:: RECORD SET ::
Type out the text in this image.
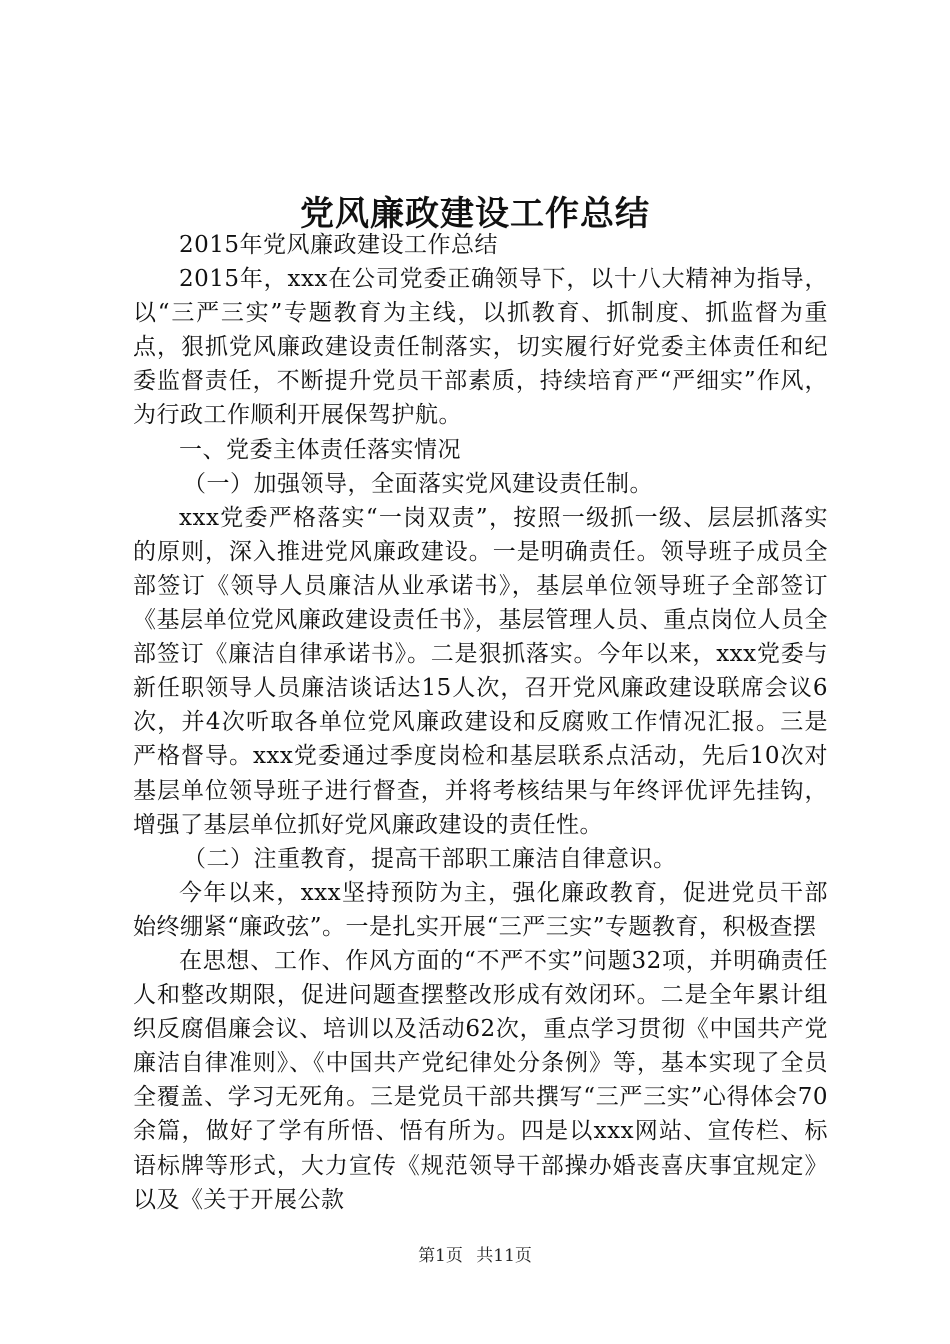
党风廉政建设工作总结

2015年党风廉政建设工作总结

2015年，xxx在公司党委正确领导下，以十八大精神为指导，以“三严三实”专题教育为主线，以抓教育、抓制度、抓监督为重点，狠抓党风廉政建设责任制落实，切实履行好党委主体责任和纪委监督责任，不断提升党员干部素质，持续培育严“严细实”作风，为行政工作顺利开展保驾护航。

一、党委主体责任落实情况

（一）加强领导，全面落实党风建设责任制。

xxx党委严格落实“一岗双责”，按照一级抓一级、层层抓落实的原则，深入推进党风廉政建设。一是明确责任。领导班子成员全部签订《领导人员廉洁从业承诺书》，基层单位领导班子全部签订《基层单位党风廉政建设责任书》，基层管理人员、重点岗位人员全部签订《廉洁自律承诺书》。二是狠抓落实。今年以来，xxx党委与新任职领导人员廉洁谈话达15人次，召开党风廉政建设联席会议6次，并4次听取各单位党风廉政建设和反腐败工作情况汇报。三是严格督导。xxx党委通过季度岗检和基层联系点活动，先后10次对基层单位领导班子进行督查，并将考核结果与年终评优评先挂钩，增强了基层单位抓好党风廉政建设的责任性。

（二）注重教育，提高干部职工廉洁自律意识。

今年以来，xxx坚持预防为主，强化廉政教育，促进党员干部始终绷紧“廉政弦”。一是扎实开展“三严三实”专题教育，积极查摆

在思想、工作、作风方面的“不严不实”问题32项，并明确责任人和整改期限，促进问题查摆整改形成有效闭环。二是全年累计组织反腐倡廉会议、培训以及活动62次，重点学习贯彻《中国共产党廉洁自律准则》、《中国共产党纪律处分条例》等，基本实现了全员全覆盖、学习无死角。三是党员干部共撰写“三严三实”心得体会70余篇，做好了学有所悟、悟有所为。四是以xxx网站、宣传栏、标语标牌等形式，大力宣传《规范领导干部操办婚丧喜庆事宜规定》以及《关于开展公款

第1页 共11页
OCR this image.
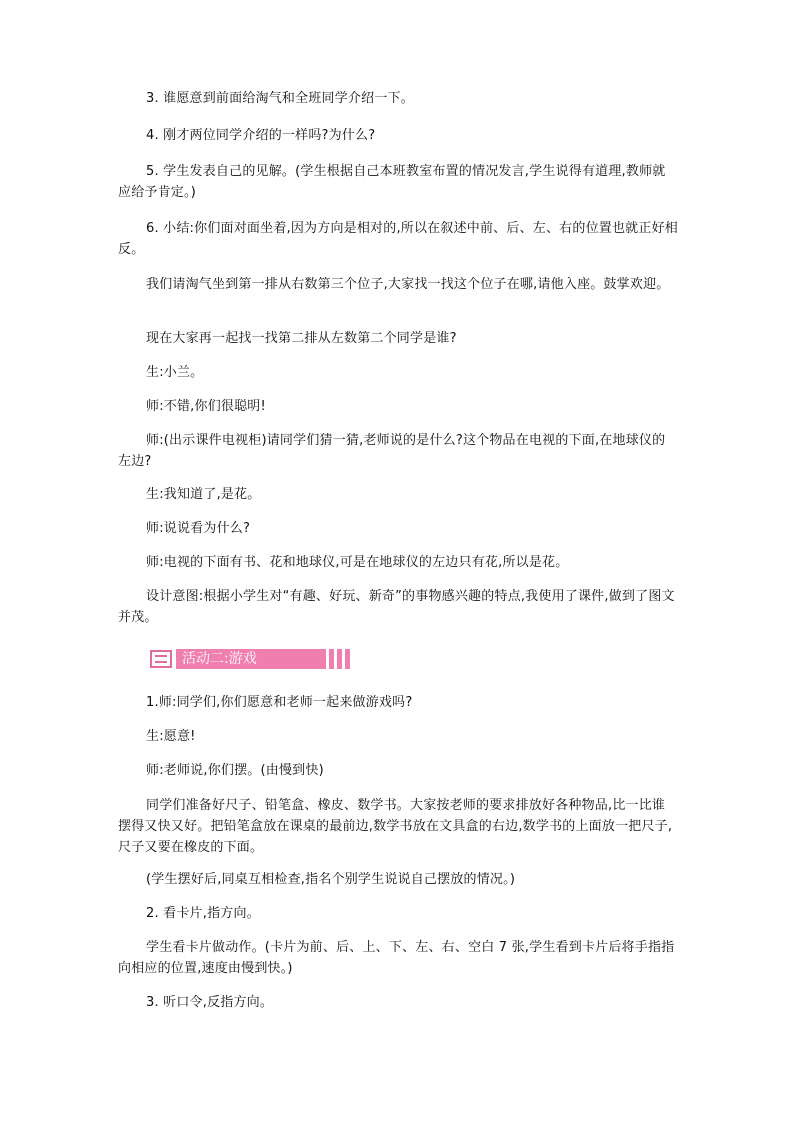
3. 谁愿意到前面给淘气和全班同学介绍一下。

4. 刚才两位同学介绍的一样吗?为什么?

5. 学生发表自己的见解。(学生根据自己本班教室布置的情况发言,学生说得有道理,教师就应给予肯定。)

6. 小结:你们面对面坐着,因为方向是相对的,所以在叙述中前、后、左、右的位置也就正好相反。

我们请淘气坐到第一排从右数第三个位子,大家找一找这个位子在哪,请他入座。鼓掌欢迎。

现在大家再一起找一找第二排从左数第二个同学是谁?

生:小兰。

师:不错,你们很聪明!

师:(出示课件电视柜)请同学们猜一猜,老师说的是什么?这个物品在电视的下面,在地球仪的左边?

生:我知道了,是花。

师:说说看为什么?

师:电视的下面有书、花和地球仪,可是在地球仪的左边只有花,所以是花。

设计意图:根据小学生对“有趣、好玩、新奇”的事物感兴趣的特点,我使用了课件,做到了图文并茂。

活动二:游戏

1.师:同学们,你们愿意和老师一起来做游戏吗?

生:愿意!

师:老师说,你们摆。(由慢到快)

同学们准备好尺子、铅笔盒、橡皮、数学书。大家按老师的要求排放好各种物品,比一比谁摆得又快又好。把铅笔盒放在课桌的最前边,数学书放在文具盒的右边,数学书的上面放一把尺子,尺子又要在橡皮的下面。

(学生摆好后,同桌互相检查,指名个别学生说说自己摆放的情况。)

2. 看卡片,指方向。

学生看卡片做动作。(卡片为前、后、上、下、左、右、空白 7 张,学生看到卡片后将手指指向相应的位置,速度由慢到快。)

3. 听口令,反指方向。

:: TASK INSTRUCTIONS ::
All the material shown above is to be copied exactly, with no pictures carried over.

:: SOLUTION TO THE PROBLEM ::
Type out the text in this image.
党风廉政建设工作总结

2015年党风廉政建设工作总结

2015年，xxx在公司党委正确领导下，以十八大精神为指导，以“三严三实”专题教育为主线，以抓教育、抓制度、抓监督为重点，狠抓党风廉政建设责任制落实，切实履行好党委主体责任和纪委监督责任，不断提升党员干部素质，持续培育严“严细实”作风，为行政工作顺利开展保驾护航。

一、党委主体责任落实情况

（一）加强领导，全面落实党风建设责任制。

xxx党委严格落实“一岗双责”，按照一级抓一级、层层抓落实的原则，深入推进党风廉政建设。一是明确责任。领导班子成员全部签订《领导人员廉洁从业承诺书》，基层单位领导班子全部签订《基层单位党风廉政建设责任书》，基层管理人员、重点岗位人员全部签订《廉洁自律承诺书》。二是狠抓落实。今年以来，xxx党委与新任职领导人员廉洁谈话达15人次，召开党风廉政建设联席会议6次，并4次听取各单位党风廉政建设和反腐败工作情况汇报。三是严格督导。xxx党委通过季度岗检和基层联系点活动，先后10次对基层单位领导班子进行督查，并将考核结果与年终评优评先挂钩，增强了基层单位抓好党风廉政建设的责任性。

（二）注重教育，提高干部职工廉洁自律意识。

今年以来，xxx坚持预防为主，强化廉政教育，促进党员干部始终绷紧“廉政弦”。一是扎实开展“三严三实”专题教育，积极查摆

在思想、工作、作风方面的“不严不实”问题32项，并明确责任人和整改期限，促进问题查摆整改形成有效闭环。二是全年累计组织反腐倡廉会议、培训以及活动62次，重点学习贯彻《中国共产党廉洁自律准则》、《中国共产党纪律处分条例》等，基本实现了全员全覆盖、学习无死角。三是党员干部共撰写“三严三实”心得体会70余篇，做好了学有所悟、悟有所为。四是以xxx网站、宣传栏、标语标牌等形式，大力宣传《规范领导干部操办婚丧喜庆事宜规定》以及《关于开展公款

第1页 共11页
OCR this image.
3. 谁愿意到前面给淘气和全班同学介绍一下。

4. 刚才两位同学介绍的一样吗?为什么?

5. 学生发表自己的见解。(学生根据自己本班教室布置的情况发言,学生说得有道理,教师就应给予肯定。)

6. 小结:你们面对面坐着,因为方向是相对的,所以在叙述中前、后、左、右的位置也就正好相反。

我们请淘气坐到第一排从右数第三个位子,大家找一找这个位子在哪,请他入座。鼓掌欢迎。

现在大家再一起找一找第二排从左数第二个同学是谁?

生:小兰。

师:不错,你们很聪明!

师:(出示课件电视柜)请同学们猜一猜,老师说的是什么?这个物品在电视的下面,在地球仪的左边?

生:我知道了,是花。

师:说说看为什么?

师:电视的下面有书、花和地球仪,可是在地球仪的左边只有花,所以是花。

设计意图:根据小学生对“有趣、好玩、新奇”的事物感兴趣的特点,我使用了课件,做到了图文并茂。

活动二:游戏

1.师:同学们,你们愿意和老师一起来做游戏吗?

生:愿意!

师:老师说,你们摆。(由慢到快)

同学们准备好尺子、铅笔盒、橡皮、数学书。大家按老师的要求排放好各种物品,比一比谁摆得又快又好。把铅笔盒放在课桌的最前边,数学书放在文具盒的右边,数学书的上面放一把尺子,尺子又要在橡皮的下面。

(学生摆好后,同桌互相检查,指名个别学生说说自己摆放的情况。)

2. 看卡片,指方向。

学生看卡片做动作。(卡片为前、后、上、下、左、右、空白 7 张,学生看到卡片后将手指指向相应的位置,速度由慢到快。)

3. 听口令,反指方向。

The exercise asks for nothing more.